**Source document:**
=== Begin Enclosure ===
Courtenay Guild, an important figure during the first half of the 20th century, served as president of the association for twenty-five of the sixty years he was a member. At his death in 1946, a substantial portion of his estate was bequeathed to the association and added to its capital funds.
Noted Harvard musicologist Hugo Leichtentritt had his autobiography published by the Harvard Musical Association.
Following the retirement of Richard Wait, a Boston lawyer, as president of the association in 1979, and in light of his unprecedented thirty-one years in office, the concert hall on the first floor was named in his honor as the Richard Wait Room.
=== End Enclosure ===
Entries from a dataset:
=== Begin Enclosure ===
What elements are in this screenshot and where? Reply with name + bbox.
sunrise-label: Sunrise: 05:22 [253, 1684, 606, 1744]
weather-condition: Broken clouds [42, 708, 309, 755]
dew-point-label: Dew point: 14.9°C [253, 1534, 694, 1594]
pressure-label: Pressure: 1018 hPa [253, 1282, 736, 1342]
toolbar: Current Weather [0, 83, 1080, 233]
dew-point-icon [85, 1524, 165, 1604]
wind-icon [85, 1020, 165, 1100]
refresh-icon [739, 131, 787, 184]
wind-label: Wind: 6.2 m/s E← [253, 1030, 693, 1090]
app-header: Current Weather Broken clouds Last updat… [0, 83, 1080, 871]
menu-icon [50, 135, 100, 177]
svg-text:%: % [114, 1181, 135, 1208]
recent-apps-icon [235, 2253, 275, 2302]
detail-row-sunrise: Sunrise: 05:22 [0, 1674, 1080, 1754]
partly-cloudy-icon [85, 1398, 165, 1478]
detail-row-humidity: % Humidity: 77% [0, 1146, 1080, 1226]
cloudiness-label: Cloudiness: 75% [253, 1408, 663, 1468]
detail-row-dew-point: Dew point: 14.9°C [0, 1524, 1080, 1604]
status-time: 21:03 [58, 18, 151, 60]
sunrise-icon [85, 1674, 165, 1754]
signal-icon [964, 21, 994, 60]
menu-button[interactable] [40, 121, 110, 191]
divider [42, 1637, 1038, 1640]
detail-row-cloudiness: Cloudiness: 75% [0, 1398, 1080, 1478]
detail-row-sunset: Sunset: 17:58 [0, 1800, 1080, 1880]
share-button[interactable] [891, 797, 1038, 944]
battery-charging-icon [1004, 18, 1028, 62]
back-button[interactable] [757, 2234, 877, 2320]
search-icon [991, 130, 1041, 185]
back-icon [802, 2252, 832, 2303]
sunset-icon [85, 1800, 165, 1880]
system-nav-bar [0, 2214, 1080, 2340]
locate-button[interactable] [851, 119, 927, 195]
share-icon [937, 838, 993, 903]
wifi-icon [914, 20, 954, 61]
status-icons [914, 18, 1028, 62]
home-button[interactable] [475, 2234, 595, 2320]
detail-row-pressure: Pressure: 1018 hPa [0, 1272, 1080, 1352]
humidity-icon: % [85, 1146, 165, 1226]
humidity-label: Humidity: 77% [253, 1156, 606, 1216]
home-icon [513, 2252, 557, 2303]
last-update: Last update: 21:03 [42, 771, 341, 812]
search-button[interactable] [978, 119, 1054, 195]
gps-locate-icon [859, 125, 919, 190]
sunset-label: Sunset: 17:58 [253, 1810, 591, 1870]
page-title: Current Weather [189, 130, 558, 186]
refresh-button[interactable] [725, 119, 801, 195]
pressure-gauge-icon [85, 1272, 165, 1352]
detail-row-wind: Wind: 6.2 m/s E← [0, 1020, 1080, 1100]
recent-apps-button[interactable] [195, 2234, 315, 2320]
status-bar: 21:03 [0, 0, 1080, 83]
=== End Enclosure ===
**Required actions:**
• A. Reproduce the portion of the passage about the Harvard Musical Association starting at "Courtenay Guild, an" and ending at "its capital funds.".
• B. Answer the following questions using the passage about the Harvard Musical Association.
(i) For how many years did Courtenay Guild serve as president of the association?
(ii) What institution published the autobiography of Hugo Leichtentritt?
(iii) What name was given to the concert hall on the first floor?

**Responses in order:**
• A.
Courtenay Guild, an important figure during the first half of the 20th century, served as president of the association for twenty-five of the sixty years he was a member. At his death in 1946, a substantial portion of his estate was bequeathed to the association and added to its capital funds.

• B.
(i) Twenty-five years.
(ii) The Harvard Musical Association.
(iii) The Richard Wait Room.